#### Input records ####
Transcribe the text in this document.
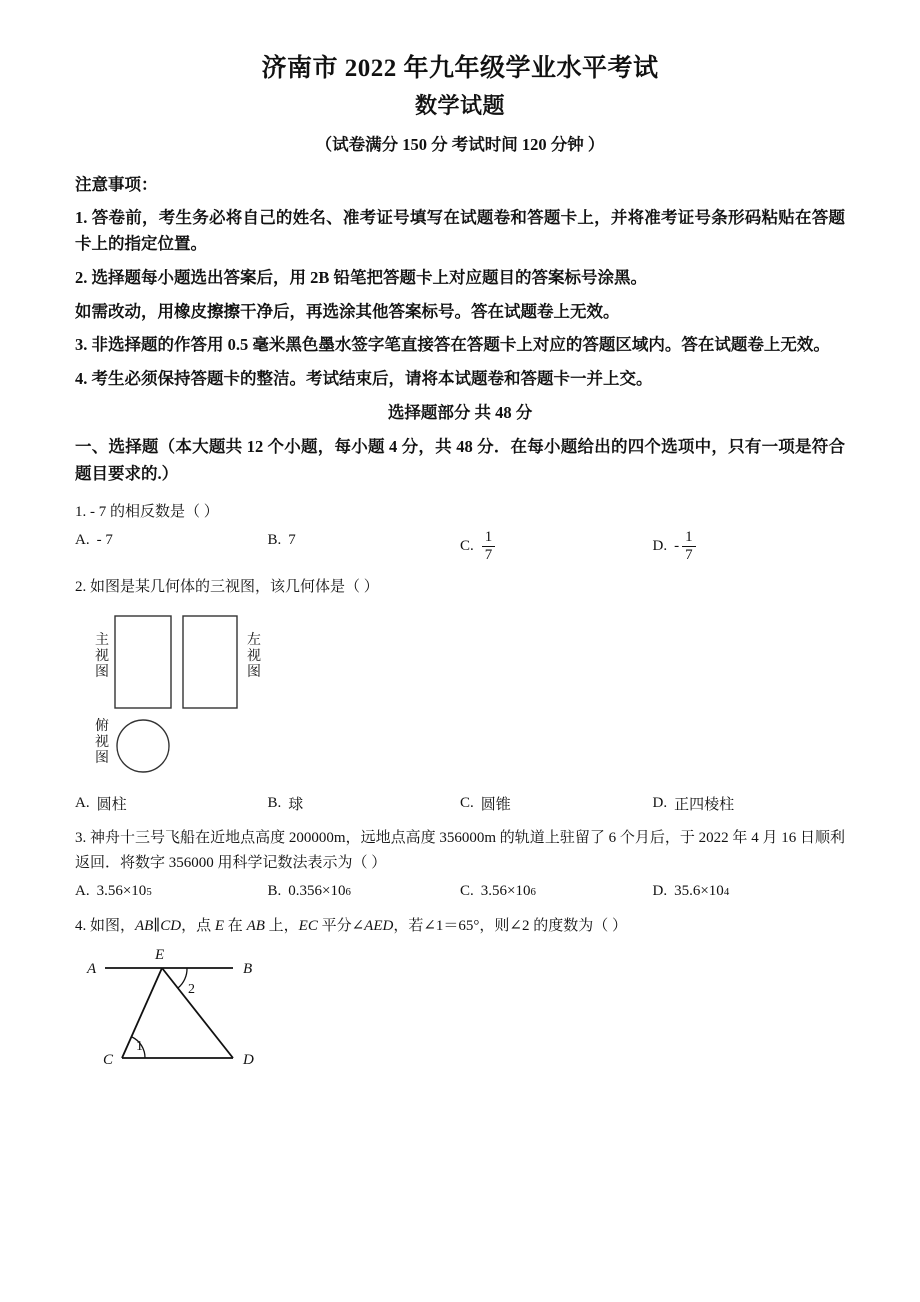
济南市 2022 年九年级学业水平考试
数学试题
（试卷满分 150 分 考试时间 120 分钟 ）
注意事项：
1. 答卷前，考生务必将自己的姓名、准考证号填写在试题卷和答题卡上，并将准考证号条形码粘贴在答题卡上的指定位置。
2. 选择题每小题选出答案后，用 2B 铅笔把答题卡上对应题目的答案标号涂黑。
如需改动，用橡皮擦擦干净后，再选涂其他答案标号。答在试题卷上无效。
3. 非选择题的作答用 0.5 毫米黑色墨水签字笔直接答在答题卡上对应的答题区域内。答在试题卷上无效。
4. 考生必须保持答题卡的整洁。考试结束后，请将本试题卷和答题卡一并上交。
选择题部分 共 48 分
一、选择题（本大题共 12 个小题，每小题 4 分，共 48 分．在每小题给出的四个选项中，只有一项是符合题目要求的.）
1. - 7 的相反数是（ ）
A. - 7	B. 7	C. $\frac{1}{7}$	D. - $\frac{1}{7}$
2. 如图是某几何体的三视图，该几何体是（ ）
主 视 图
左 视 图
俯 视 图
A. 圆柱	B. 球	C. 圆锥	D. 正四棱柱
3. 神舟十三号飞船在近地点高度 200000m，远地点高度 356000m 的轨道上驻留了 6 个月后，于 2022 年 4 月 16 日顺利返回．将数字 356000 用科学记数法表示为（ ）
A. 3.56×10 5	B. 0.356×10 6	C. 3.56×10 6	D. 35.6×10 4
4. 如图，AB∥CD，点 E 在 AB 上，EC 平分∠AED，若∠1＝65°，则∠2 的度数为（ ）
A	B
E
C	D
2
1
####
#### Input records ####
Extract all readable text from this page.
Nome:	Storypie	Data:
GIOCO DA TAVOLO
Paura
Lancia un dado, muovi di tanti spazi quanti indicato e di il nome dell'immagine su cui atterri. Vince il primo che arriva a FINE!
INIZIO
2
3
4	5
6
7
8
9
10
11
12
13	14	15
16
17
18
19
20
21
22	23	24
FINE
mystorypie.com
####
Exercise details: Gather each line of the records holding the string "text".

The completed task:
Transcribe the text in this document.
Extract all readable text from this page.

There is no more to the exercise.